--- Exercise aim ---
The string "unique" appears in some lines of the entries that follow; copy each such line.

[Stored data entries]
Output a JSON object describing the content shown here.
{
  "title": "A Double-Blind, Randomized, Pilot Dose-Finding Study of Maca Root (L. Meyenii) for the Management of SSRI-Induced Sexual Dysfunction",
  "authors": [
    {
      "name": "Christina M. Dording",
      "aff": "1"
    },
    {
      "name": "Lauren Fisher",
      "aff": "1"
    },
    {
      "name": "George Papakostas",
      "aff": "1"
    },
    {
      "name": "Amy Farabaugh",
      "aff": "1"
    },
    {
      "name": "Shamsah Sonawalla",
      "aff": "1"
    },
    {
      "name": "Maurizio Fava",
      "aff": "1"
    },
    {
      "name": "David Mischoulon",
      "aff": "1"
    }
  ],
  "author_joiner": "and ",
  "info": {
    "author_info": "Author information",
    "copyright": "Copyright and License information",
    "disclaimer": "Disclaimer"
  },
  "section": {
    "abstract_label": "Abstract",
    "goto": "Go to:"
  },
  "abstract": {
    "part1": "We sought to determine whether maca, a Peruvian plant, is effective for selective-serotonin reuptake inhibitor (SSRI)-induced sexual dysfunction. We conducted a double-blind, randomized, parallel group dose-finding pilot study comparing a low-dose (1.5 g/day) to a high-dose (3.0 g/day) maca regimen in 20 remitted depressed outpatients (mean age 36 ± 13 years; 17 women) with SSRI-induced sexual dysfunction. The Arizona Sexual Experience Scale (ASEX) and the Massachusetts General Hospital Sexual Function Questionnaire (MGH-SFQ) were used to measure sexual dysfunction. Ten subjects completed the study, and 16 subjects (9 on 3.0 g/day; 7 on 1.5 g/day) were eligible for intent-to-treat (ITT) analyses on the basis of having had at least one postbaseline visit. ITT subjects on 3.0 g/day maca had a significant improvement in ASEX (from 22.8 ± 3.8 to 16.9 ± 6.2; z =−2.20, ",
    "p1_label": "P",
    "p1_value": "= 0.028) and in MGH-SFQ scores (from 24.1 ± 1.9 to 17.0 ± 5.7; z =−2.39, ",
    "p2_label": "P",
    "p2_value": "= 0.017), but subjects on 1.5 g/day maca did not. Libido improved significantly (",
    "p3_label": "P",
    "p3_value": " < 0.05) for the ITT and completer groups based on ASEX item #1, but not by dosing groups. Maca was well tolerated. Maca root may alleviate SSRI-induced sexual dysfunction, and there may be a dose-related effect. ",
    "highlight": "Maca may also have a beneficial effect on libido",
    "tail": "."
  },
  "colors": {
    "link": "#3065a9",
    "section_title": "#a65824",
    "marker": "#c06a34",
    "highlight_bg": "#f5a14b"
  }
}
--
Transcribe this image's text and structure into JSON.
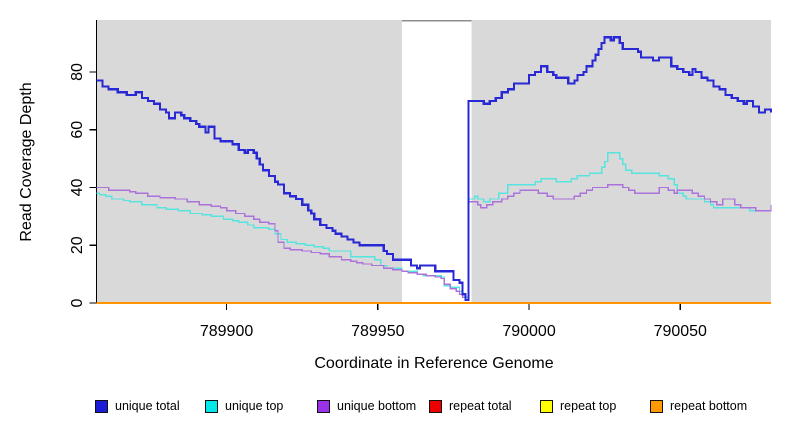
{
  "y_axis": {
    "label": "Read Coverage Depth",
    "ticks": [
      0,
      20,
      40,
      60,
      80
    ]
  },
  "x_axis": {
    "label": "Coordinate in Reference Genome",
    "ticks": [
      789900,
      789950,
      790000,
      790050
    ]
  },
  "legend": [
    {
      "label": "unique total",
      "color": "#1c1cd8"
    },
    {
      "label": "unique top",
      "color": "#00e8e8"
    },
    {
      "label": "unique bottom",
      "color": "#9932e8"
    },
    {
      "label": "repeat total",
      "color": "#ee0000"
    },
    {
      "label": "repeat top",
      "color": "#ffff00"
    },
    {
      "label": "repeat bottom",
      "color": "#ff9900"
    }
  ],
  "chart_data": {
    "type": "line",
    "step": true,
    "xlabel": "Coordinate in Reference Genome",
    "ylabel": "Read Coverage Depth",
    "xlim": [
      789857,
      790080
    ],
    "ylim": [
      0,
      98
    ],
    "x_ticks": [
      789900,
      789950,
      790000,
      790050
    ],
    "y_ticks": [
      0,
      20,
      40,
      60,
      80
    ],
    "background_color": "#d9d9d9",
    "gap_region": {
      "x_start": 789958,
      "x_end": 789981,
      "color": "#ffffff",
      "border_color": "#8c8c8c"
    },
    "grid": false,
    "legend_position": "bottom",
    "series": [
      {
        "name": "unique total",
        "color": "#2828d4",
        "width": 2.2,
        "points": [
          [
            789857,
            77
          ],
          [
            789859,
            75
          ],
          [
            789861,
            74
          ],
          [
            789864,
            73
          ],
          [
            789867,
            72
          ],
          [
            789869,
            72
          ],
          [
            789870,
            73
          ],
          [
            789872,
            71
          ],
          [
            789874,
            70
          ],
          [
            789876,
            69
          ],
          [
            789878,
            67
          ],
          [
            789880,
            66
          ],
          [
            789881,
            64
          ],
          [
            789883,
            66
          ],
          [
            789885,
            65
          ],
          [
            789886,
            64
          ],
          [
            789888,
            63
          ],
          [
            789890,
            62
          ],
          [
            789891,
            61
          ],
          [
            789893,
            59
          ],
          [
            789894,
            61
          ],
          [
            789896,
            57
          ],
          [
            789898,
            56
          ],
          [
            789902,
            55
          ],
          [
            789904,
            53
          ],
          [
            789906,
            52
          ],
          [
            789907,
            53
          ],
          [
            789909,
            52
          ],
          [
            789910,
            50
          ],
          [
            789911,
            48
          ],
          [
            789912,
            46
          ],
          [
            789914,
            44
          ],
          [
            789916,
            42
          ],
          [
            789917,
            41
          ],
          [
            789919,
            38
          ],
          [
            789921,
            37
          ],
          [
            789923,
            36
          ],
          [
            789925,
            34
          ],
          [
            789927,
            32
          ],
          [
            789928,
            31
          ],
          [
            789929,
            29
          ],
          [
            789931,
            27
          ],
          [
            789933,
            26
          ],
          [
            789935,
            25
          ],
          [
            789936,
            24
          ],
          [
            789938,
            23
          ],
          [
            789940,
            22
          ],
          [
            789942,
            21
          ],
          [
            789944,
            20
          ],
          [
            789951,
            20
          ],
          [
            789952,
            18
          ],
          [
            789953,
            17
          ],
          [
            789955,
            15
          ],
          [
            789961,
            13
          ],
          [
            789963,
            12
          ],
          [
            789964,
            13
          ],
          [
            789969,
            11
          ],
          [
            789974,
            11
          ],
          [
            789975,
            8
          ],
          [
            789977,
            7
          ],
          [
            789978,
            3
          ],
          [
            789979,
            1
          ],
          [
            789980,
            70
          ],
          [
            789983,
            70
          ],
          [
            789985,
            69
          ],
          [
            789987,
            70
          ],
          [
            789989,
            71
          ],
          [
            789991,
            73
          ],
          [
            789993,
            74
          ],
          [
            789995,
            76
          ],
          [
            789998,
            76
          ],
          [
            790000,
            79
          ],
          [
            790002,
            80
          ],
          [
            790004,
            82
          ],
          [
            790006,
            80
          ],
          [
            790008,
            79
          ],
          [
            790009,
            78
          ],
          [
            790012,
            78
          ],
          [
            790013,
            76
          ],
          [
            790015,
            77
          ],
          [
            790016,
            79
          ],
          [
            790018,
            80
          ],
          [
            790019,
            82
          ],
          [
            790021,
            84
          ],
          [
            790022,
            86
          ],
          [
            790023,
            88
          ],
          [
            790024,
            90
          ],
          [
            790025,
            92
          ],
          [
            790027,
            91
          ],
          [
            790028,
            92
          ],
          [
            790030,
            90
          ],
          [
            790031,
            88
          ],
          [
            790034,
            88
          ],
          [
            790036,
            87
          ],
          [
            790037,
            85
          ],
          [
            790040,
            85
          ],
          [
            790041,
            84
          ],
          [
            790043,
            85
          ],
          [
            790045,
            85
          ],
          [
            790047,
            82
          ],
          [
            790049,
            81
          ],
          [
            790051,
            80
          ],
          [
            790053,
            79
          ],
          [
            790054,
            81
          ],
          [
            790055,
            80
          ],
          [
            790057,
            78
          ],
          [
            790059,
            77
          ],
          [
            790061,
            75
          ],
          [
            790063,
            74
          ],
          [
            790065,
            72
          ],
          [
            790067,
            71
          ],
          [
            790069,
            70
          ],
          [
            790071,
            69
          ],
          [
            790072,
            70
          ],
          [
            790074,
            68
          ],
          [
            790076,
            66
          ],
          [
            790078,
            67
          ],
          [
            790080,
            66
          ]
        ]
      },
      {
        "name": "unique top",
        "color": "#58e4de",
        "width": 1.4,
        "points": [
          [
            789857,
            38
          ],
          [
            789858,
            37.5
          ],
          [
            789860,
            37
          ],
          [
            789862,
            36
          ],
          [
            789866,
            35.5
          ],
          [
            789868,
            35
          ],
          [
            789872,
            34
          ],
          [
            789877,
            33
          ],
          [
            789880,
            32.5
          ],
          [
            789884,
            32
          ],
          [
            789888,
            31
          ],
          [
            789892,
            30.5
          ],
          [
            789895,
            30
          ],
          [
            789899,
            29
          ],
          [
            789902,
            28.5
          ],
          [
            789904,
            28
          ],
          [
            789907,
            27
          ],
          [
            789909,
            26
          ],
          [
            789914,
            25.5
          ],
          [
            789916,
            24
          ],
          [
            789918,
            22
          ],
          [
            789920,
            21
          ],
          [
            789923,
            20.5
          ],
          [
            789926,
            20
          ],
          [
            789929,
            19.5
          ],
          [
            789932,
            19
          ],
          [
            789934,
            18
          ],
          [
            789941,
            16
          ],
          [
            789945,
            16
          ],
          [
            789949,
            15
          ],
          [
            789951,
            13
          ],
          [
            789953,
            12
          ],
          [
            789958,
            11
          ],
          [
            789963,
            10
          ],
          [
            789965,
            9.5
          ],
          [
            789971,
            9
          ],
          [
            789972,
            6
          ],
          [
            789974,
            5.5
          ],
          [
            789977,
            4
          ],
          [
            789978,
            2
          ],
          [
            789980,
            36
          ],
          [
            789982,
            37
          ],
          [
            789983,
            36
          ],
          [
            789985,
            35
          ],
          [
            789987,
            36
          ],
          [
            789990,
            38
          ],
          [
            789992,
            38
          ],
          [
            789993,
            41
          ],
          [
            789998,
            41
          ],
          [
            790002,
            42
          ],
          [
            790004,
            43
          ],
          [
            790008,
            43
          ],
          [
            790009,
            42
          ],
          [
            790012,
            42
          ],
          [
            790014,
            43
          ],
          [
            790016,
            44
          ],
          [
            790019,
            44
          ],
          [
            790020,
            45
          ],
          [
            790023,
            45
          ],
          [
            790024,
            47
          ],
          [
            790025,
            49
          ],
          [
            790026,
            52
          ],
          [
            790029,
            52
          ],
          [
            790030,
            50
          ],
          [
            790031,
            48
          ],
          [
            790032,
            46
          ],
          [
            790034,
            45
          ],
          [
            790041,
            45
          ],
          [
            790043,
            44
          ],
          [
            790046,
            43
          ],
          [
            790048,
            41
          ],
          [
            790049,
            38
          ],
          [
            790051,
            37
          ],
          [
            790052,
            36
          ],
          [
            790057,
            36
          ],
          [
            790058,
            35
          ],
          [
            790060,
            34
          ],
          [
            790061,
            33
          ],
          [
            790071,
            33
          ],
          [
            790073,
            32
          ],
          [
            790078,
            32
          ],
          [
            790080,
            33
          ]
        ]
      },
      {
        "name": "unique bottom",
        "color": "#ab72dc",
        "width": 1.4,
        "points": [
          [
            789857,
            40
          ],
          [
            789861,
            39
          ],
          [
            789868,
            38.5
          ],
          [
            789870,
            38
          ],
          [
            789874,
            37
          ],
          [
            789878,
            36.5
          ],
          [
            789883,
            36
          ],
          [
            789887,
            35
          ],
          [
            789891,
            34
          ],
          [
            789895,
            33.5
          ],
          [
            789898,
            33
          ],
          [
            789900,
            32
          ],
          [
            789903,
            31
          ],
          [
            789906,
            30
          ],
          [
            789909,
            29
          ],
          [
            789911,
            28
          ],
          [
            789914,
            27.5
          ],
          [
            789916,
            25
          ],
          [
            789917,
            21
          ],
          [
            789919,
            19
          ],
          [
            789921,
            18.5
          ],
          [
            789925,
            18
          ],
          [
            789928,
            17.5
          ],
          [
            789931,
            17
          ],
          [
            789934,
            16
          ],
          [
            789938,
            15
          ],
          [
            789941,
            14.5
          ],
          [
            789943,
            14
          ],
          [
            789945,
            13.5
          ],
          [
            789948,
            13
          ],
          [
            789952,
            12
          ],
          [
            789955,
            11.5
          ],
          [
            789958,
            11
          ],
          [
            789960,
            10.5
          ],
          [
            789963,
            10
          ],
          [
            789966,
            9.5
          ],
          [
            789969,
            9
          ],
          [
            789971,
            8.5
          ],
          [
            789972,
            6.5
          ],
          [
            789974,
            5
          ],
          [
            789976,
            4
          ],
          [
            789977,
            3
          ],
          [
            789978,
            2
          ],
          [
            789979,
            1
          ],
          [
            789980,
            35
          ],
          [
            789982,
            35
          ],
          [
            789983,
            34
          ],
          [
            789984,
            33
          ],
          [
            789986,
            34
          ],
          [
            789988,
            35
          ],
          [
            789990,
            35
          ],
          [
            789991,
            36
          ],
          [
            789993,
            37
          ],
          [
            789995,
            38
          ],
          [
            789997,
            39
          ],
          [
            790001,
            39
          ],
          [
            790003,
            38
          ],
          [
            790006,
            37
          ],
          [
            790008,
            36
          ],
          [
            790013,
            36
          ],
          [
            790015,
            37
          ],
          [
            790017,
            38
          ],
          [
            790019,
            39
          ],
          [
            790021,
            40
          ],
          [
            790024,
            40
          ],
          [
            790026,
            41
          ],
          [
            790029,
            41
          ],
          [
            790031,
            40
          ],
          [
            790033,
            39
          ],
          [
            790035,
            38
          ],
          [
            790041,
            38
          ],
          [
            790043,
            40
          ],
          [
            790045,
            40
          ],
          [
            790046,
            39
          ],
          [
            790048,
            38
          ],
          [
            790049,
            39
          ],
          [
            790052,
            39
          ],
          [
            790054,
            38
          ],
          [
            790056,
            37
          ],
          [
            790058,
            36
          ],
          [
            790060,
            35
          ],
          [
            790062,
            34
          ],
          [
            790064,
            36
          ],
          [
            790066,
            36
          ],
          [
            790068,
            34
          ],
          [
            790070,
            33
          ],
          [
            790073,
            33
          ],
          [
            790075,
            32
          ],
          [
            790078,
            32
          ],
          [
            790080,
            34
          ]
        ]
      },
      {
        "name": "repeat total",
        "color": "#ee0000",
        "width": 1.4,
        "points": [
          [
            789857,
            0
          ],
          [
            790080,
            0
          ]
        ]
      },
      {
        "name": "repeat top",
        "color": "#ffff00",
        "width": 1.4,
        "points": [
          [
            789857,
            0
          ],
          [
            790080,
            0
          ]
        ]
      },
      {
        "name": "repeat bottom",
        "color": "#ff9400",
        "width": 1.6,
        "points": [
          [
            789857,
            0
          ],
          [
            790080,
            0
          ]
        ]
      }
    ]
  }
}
==
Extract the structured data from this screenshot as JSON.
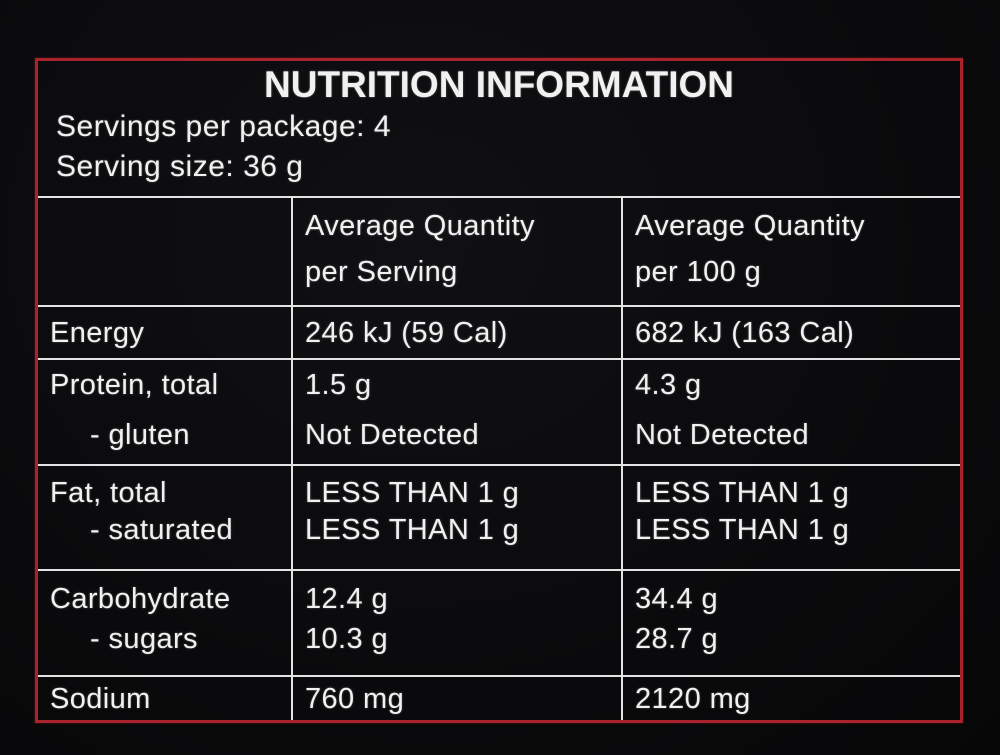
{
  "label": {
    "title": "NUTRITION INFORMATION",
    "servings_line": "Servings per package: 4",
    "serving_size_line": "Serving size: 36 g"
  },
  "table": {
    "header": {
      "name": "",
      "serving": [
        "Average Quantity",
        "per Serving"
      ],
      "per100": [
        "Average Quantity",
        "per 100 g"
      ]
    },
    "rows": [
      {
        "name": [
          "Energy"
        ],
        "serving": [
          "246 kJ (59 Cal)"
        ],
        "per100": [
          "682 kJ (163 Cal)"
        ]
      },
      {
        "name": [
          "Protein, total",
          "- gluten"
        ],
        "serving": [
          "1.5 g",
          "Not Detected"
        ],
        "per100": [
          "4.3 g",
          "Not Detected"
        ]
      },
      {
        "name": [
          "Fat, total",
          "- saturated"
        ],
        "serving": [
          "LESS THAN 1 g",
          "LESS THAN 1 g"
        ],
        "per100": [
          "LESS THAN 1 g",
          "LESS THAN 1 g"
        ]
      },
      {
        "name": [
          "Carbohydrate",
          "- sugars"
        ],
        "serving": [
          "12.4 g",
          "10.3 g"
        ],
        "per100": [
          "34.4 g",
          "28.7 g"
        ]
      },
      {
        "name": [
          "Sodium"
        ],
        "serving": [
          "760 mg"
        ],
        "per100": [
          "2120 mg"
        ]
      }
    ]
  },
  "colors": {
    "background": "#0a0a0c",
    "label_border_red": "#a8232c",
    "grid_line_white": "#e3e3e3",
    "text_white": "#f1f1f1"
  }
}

--- Exercise answer ---
      "label": "unique total",
      "label": "unique top",
      "label": "unique bottom",
        "name": "unique total",
        "name": "unique top",
        "name": "unique bottom",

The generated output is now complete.